[Material provided]

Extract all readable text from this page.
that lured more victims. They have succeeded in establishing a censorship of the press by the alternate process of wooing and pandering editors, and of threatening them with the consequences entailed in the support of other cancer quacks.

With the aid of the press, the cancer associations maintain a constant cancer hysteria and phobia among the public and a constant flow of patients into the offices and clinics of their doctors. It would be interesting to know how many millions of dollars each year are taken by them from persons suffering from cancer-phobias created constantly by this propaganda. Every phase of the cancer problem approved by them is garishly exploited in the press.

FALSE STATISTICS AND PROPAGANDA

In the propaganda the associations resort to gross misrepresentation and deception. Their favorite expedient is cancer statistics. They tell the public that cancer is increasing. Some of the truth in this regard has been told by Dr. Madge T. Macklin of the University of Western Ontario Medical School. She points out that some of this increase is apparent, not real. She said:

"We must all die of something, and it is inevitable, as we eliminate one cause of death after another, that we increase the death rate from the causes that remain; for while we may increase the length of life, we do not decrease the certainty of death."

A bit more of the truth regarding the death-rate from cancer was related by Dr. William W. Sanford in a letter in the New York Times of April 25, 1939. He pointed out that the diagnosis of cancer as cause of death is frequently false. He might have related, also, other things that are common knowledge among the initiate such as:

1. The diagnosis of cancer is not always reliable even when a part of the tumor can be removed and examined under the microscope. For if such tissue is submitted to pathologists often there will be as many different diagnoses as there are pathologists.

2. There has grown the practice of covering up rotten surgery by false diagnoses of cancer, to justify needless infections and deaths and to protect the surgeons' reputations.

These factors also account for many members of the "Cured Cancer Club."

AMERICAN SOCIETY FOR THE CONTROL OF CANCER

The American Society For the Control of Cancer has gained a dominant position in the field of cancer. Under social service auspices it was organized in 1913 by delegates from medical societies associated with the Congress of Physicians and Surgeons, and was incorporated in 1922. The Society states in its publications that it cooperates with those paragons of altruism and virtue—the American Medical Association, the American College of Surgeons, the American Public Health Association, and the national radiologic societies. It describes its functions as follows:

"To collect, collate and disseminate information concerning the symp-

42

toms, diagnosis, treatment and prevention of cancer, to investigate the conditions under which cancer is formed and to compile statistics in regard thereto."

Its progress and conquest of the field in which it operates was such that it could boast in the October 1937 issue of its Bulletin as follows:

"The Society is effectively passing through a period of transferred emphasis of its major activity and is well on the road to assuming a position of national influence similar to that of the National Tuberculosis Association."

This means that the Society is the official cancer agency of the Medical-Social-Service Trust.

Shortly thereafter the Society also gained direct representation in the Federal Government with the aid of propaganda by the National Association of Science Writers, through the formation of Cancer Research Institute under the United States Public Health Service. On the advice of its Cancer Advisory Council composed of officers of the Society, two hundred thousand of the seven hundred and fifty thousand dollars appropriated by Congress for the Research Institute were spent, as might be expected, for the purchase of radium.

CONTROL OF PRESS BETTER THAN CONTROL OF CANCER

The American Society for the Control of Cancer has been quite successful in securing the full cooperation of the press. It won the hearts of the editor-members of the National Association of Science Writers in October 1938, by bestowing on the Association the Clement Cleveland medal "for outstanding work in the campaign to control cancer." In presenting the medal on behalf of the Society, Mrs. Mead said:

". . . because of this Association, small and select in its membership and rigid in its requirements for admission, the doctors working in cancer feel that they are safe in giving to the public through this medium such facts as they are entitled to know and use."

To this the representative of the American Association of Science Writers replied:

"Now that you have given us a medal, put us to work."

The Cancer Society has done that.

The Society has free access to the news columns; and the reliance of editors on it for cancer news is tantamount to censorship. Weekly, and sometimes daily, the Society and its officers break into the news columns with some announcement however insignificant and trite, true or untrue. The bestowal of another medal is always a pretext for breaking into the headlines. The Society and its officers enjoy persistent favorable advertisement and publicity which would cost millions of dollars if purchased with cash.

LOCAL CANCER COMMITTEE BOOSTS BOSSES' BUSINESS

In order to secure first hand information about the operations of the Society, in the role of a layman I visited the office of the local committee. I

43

[/Material provided]

The full set of data above must come back exactly as written.

- _Answer section_:
Extract all readable text from this page.
that lured more victims. They have succeeded in establishing a censorship of the press by the alternate process of wooing and pandering editors, and of threatening them with the consequences entailed in the support of other cancer quacks.

With the aid of the press, the cancer associations maintain a constant cancer hysteria and phobia among the public and a constant flow of patients into the offices and clinics of their doctors. It would be interesting to know how many millions of dollars each year are taken by them from persons suffering from cancer-phobias created constantly by this propaganda. Every phase of the cancer problem approved by them is garishly exploited in the press.

FALSE STATISTICS AND PROPAGANDA

In the propaganda the associations resort to gross misrepresentation and deception. Their favorite expedient is cancer statistics. They tell the public that cancer is increasing. Some of the truth in this regard has been told by Dr. Madge T. Macklin of the University of Western Ontario Medical School. She points out that some of this increase is apparent, not real. She said:

"We must all die of something, and it is inevitable, as we eliminate one cause of death after another, that we increase the death rate from the causes that remain; for while we may increase the length of life, we do not decrease the certainty of death."

A bit more of the truth regarding the death-rate from cancer was related by Dr. William W. Sanford in a letter in the New York Times of April 25, 1939. He pointed out that the diagnosis of cancer as cause of death is frequently false. He might have related, also, other things that are common knowledge among the initiate such as:

1. The diagnosis of cancer is not always reliable even when a part of the tumor can be removed and examined under the microscope. For if such tissue is submitted to pathologists often there will be as many different diagnoses as there are pathologists.

2. There has grown the practice of covering up rotten surgery by false diagnoses of cancer, to justify needless infections and deaths and to protect the surgeons' reputations.

These factors also account for many members of the "Cured Cancer Club."

AMERICAN SOCIETY FOR THE CONTROL OF CANCER

The American Society For the Control of Cancer has gained a dominant position in the field of cancer. Under social service auspices it was organized in 1913 by delegates from medical societies associated with the Congress of Physicians and Surgeons, and was incorporated in 1922. The Society states in its publications that it cooperates with those paragons of altruism and virtue—the American Medical Association, the American College of Surgeons, the American Public Health Association, and the national radiologic societies. It describes its functions as follows:

"To collect, collate and disseminate information concerning the symp-

42

toms, diagnosis, treatment and prevention of cancer, to investigate the conditions under which cancer is formed and to compile statistics in regard thereto."

Its progress and conquest of the field in which it operates was such that it could boast in the October 1937 issue of its Bulletin as follows:

"The Society is effectively passing through a period of transferred emphasis of its major activity and is well on the road to assuming a position of national influence similar to that of the National Tuberculosis Association."

This means that the Society is the official cancer agency of the Medical-Social-Service Trust.

Shortly thereafter the Society also gained direct representation in the Federal Government with the aid of propaganda by the National Association of Science Writers, through the formation of Cancer Research Institute under the United States Public Health Service. On the advice of its Cancer Advisory Council composed of officers of the Society, two hundred thousand of the seven hundred and fifty thousand dollars appropriated by Congress for the Research Institute were spent, as might be expected, for the purchase of radium.

CONTROL OF PRESS BETTER THAN CONTROL OF CANCER

The American Society for the Control of Cancer has been quite successful in securing the full cooperation of the press. It won the hearts of the editor-members of the National Association of Science Writers in October 1938, by bestowing on the Association the Clement Cleveland medal "for outstanding work in the campaign to control cancer." In presenting the medal on behalf of the Society, Mrs. Mead said:

". . . because of this Association, small and select in its membership and rigid in its requirements for admission, the doctors working in cancer feel that they are safe in giving to the public through this medium such facts as they are entitled to know and use."

To this the representative of the American Association of Science Writers replied:

"Now that you have given us a medal, put us to work."

The Cancer Society has done that.

The Society has free access to the news columns; and the reliance of editors on it for cancer news is tantamount to censorship. Weekly, and sometimes daily, the Society and its officers break into the news columns with some announcement however insignificant and trite, true or untrue. The bestowal of another medal is always a pretext for breaking into the headlines. The Society and its officers enjoy persistent favorable advertisement and publicity which would cost millions of dollars if purchased with cash.

LOCAL CANCER COMMITTEE BOOSTS BOSSES' BUSINESS

In order to secure first hand information about the operations of the Society, in the role of a layman I visited the office of the local committee. I

43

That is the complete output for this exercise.